# [To do]
Leave out the pictures and copy each record below exactly.

# [Input]

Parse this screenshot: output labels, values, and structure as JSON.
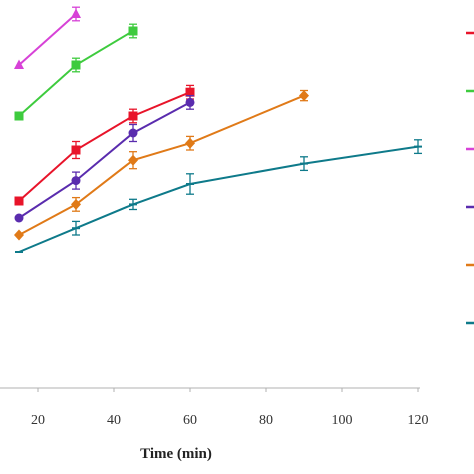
{
  "chart_data": {
    "type": "line",
    "xlabel": "Time (min)",
    "ylabel": "",
    "xlim": [
      0,
      125
    ],
    "ylim": [
      0,
      100
    ],
    "xticks": [
      20,
      40,
      60,
      80,
      100,
      120
    ],
    "grid": false,
    "legend": "right (labels cropped)",
    "series": [
      {
        "color": "#e8142a",
        "marker": "square",
        "points": [
          [
            15,
            55
          ],
          [
            30,
            70
          ],
          [
            45,
            80
          ],
          [
            60,
            87
          ]
        ],
        "error": [
          0,
          2.5,
          2,
          2
        ]
      },
      {
        "color": "#3ecb3e",
        "marker": "square",
        "points": [
          [
            15,
            80
          ],
          [
            30,
            95
          ],
          [
            45,
            105
          ]
        ],
        "error": [
          0,
          2,
          2
        ]
      },
      {
        "color": "#d742d7",
        "marker": "triangle",
        "points": [
          [
            15,
            95
          ],
          [
            30,
            110
          ]
        ],
        "error": [
          0,
          2
        ]
      },
      {
        "color": "#5a2cae",
        "marker": "circle",
        "points": [
          [
            15,
            50
          ],
          [
            30,
            61
          ],
          [
            45,
            75
          ],
          [
            60,
            84
          ]
        ],
        "error": [
          0,
          2.5,
          2.5,
          2
        ]
      },
      {
        "color": "#e07a18",
        "marker": "diamond",
        "points": [
          [
            15,
            45
          ],
          [
            30,
            54
          ],
          [
            45,
            67
          ],
          [
            60,
            72
          ],
          [
            90,
            86
          ]
        ],
        "error": [
          0,
          2,
          2.5,
          2,
          1.5
        ]
      },
      {
        "color": "#0e7a8a",
        "marker": "dash",
        "points": [
          [
            15,
            40
          ],
          [
            30,
            47
          ],
          [
            45,
            54
          ],
          [
            60,
            60
          ],
          [
            90,
            66
          ],
          [
            120,
            71
          ]
        ],
        "error": [
          0,
          2,
          1.5,
          3,
          2,
          2
        ]
      }
    ]
  }
}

# [Written reply]
Parse this screenshot: output labels, values, and structure as JSON.
{
  "chart_data": {
    "type": "line",
    "xlabel": "Time (min)",
    "ylabel": "",
    "xlim": [
      0,
      125
    ],
    "ylim": [
      0,
      100
    ],
    "xticks": [
      20,
      40,
      60,
      80,
      100,
      120
    ],
    "grid": false,
    "legend": "right (labels cropped)",
    "series": [
      {
        "color": "#e8142a",
        "marker": "square",
        "points": [
          [
            15,
            55
          ],
          [
            30,
            70
          ],
          [
            45,
            80
          ],
          [
            60,
            87
          ]
        ],
        "error": [
          0,
          2.5,
          2,
          2
        ]
      },
      {
        "color": "#3ecb3e",
        "marker": "square",
        "points": [
          [
            15,
            80
          ],
          [
            30,
            95
          ],
          [
            45,
            105
          ]
        ],
        "error": [
          0,
          2,
          2
        ]
      },
      {
        "color": "#d742d7",
        "marker": "triangle",
        "points": [
          [
            15,
            95
          ],
          [
            30,
            110
          ]
        ],
        "error": [
          0,
          2
        ]
      },
      {
        "color": "#5a2cae",
        "marker": "circle",
        "points": [
          [
            15,
            50
          ],
          [
            30,
            61
          ],
          [
            45,
            75
          ],
          [
            60,
            84
          ]
        ],
        "error": [
          0,
          2.5,
          2.5,
          2
        ]
      },
      {
        "color": "#e07a18",
        "marker": "diamond",
        "points": [
          [
            15,
            45
          ],
          [
            30,
            54
          ],
          [
            45,
            67
          ],
          [
            60,
            72
          ],
          [
            90,
            86
          ]
        ],
        "error": [
          0,
          2,
          2.5,
          2,
          1.5
        ]
      },
      {
        "color": "#0e7a8a",
        "marker": "dash",
        "points": [
          [
            15,
            40
          ],
          [
            30,
            47
          ],
          [
            45,
            54
          ],
          [
            60,
            60
          ],
          [
            90,
            66
          ],
          [
            120,
            71
          ]
        ],
        "error": [
          0,
          2,
          1.5,
          3,
          2,
          2
        ]
      }
    ]
  }
}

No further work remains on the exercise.